REQUIRED TASK >>
Lines containing the string "Heliocentric" are to be collected in full.

Dataset listings of figures:
━━━━

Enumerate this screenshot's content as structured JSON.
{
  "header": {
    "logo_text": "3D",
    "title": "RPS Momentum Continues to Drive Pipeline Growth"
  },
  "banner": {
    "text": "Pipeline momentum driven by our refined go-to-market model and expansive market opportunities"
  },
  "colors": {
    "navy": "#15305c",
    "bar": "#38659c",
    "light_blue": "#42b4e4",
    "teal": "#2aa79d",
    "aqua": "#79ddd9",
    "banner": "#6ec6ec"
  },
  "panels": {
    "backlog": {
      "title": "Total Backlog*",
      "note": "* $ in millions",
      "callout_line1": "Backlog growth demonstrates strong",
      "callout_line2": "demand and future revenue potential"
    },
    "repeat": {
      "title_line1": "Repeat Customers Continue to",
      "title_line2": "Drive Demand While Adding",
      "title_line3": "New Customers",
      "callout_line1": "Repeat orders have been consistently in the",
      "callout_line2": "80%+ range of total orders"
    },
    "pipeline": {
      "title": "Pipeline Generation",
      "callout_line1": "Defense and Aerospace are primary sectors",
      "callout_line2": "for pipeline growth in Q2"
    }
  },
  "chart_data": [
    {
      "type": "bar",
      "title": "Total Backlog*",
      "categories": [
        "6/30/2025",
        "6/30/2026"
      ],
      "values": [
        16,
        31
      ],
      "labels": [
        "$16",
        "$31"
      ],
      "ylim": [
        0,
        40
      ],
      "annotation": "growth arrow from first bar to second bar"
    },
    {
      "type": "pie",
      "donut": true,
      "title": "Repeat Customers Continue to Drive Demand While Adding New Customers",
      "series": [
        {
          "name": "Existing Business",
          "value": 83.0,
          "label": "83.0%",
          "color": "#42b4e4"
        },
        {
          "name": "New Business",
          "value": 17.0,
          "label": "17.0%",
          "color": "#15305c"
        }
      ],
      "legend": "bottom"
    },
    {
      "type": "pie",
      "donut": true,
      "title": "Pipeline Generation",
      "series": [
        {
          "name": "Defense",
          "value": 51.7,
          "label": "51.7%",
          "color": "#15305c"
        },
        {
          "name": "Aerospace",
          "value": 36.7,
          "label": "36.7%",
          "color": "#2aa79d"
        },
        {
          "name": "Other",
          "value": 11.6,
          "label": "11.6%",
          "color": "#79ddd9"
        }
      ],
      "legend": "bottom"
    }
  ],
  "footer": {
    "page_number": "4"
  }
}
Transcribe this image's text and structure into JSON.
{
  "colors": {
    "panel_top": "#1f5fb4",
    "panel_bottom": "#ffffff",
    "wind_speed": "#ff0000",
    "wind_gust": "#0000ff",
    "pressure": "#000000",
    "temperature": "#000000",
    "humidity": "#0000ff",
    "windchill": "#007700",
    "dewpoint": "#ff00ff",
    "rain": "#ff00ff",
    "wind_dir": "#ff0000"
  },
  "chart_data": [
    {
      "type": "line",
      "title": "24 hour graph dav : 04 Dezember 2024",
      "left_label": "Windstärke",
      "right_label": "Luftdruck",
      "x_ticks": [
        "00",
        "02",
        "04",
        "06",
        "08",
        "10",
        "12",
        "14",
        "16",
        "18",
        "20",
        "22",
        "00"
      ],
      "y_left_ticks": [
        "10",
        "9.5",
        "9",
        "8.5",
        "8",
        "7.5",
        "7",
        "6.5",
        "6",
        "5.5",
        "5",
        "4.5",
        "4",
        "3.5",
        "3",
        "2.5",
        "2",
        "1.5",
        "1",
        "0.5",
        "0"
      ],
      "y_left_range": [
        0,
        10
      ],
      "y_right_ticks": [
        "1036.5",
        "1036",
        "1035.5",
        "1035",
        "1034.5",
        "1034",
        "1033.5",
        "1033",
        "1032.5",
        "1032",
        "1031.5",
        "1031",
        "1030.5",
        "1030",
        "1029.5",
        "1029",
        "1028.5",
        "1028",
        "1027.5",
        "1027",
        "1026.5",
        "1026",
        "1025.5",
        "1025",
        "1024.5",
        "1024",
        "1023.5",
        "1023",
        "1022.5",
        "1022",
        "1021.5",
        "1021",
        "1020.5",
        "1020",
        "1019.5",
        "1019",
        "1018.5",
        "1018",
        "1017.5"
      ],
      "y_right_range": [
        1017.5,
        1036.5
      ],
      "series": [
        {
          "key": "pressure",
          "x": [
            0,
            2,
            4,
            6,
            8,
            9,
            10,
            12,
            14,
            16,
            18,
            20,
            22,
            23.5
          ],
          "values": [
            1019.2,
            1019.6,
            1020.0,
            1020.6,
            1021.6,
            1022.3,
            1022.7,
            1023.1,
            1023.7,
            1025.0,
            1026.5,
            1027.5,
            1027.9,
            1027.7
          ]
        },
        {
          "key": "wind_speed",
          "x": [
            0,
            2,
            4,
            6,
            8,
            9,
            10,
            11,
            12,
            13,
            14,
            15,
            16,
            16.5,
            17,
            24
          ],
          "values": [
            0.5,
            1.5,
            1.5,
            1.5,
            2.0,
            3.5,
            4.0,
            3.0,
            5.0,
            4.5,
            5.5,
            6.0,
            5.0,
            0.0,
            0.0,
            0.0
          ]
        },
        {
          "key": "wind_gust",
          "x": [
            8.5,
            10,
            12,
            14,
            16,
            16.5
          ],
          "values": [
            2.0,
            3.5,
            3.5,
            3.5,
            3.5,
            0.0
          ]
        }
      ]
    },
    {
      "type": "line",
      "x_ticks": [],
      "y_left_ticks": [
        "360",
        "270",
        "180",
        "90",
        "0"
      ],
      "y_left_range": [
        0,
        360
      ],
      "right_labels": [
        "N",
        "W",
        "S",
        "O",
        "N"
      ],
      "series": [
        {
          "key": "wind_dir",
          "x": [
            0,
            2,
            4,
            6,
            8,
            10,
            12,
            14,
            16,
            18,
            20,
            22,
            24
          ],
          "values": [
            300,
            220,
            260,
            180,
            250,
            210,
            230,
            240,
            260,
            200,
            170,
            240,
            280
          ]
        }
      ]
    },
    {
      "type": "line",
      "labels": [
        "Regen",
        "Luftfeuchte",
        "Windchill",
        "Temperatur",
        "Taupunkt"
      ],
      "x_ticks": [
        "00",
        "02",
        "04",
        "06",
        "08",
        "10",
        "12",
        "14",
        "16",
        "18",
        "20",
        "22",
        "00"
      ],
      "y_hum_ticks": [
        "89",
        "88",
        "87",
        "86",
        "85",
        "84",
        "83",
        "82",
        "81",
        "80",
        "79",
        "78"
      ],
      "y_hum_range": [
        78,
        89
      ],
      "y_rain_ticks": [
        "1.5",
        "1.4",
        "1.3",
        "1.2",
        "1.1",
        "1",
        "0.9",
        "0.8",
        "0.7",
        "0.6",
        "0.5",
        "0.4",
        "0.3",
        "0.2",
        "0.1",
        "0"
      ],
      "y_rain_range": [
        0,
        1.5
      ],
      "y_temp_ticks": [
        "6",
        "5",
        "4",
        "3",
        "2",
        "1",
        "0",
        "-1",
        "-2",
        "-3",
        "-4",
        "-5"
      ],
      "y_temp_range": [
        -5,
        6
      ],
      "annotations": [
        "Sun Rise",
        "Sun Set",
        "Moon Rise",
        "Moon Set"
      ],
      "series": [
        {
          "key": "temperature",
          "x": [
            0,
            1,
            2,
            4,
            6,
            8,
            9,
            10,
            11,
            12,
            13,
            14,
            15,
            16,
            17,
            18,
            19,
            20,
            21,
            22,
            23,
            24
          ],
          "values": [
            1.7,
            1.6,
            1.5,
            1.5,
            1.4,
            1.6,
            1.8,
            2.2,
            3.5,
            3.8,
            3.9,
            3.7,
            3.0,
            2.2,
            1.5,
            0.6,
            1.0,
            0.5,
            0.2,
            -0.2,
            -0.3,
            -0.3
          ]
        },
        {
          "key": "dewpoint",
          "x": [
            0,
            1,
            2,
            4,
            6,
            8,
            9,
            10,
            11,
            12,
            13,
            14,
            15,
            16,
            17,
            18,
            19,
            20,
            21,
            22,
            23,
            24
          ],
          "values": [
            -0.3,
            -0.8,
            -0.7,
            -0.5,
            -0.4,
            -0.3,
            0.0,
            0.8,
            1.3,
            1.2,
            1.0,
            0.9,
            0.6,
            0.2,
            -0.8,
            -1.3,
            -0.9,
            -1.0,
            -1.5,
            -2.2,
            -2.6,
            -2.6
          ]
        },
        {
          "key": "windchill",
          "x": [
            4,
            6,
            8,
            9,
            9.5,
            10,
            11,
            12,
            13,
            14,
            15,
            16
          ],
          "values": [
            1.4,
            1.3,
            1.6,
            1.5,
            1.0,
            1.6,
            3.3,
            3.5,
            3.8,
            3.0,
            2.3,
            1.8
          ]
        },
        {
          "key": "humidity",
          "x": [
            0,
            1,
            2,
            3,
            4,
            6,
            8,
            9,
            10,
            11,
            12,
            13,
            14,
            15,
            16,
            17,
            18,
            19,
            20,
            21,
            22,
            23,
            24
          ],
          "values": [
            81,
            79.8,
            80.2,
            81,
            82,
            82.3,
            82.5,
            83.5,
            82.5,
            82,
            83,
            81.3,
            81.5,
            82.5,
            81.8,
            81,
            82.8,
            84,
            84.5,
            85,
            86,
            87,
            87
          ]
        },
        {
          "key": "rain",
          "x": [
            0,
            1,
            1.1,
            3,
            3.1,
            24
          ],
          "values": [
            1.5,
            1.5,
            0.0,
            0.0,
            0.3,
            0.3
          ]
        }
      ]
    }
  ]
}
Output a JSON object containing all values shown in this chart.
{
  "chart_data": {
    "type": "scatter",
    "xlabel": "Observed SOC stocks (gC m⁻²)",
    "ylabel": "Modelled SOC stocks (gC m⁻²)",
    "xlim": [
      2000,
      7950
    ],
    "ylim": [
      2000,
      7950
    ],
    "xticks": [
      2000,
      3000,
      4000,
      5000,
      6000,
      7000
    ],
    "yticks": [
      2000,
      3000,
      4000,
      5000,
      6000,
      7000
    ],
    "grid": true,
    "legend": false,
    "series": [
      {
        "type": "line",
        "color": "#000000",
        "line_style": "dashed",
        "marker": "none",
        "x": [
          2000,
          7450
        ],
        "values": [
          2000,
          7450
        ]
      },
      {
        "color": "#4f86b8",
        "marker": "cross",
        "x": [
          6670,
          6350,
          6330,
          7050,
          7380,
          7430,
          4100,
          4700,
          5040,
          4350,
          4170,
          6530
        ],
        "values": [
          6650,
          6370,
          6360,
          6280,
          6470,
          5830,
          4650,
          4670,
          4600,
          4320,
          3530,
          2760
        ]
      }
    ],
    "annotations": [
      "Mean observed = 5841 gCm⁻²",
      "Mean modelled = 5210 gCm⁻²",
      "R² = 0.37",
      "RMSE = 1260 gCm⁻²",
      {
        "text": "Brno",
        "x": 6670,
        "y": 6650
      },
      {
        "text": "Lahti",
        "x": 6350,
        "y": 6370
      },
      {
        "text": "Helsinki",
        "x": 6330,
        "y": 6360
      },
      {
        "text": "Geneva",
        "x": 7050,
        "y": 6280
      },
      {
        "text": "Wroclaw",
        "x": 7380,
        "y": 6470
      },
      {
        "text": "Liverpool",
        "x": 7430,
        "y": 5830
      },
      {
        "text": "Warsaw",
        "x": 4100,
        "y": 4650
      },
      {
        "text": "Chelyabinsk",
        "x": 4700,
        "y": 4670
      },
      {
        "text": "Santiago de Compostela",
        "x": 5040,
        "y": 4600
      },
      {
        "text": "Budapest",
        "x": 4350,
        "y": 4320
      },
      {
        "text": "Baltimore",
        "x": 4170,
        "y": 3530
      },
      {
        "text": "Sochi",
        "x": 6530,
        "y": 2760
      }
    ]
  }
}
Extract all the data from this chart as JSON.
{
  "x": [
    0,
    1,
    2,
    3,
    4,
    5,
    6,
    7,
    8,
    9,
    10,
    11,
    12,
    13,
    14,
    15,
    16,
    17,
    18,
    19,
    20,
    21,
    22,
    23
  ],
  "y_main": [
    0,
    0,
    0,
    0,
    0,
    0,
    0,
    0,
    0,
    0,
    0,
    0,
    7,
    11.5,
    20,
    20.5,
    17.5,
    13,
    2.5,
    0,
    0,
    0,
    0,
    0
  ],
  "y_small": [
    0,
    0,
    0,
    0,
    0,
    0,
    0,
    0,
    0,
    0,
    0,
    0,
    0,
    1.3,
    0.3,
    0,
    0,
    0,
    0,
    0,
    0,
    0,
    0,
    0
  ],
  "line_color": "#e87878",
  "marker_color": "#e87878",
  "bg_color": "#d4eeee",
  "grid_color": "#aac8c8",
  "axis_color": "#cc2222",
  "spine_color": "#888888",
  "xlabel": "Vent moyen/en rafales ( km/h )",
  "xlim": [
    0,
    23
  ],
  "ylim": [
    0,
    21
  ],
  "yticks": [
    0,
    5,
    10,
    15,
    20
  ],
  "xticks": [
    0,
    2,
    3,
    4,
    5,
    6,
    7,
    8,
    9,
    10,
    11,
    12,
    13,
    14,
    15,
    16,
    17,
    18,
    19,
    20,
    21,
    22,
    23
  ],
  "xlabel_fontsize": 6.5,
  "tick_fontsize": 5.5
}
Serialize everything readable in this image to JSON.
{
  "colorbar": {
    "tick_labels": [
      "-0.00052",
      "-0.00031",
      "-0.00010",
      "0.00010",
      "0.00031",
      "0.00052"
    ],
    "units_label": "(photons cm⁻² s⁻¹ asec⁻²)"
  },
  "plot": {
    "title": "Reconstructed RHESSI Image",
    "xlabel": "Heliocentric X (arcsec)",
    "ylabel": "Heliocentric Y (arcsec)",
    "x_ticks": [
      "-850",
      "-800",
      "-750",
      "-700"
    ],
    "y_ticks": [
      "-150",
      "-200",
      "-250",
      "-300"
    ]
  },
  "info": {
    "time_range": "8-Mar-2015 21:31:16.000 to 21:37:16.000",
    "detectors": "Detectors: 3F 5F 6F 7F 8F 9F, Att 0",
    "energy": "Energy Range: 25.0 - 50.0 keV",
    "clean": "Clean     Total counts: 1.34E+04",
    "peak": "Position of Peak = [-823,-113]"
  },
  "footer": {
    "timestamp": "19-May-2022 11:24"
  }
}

━━━━

CORRECT RESPONSE >>
    "xlabel": "Heliocentric X (arcsec)",
    "ylabel": "Heliocentric Y (arcsec)",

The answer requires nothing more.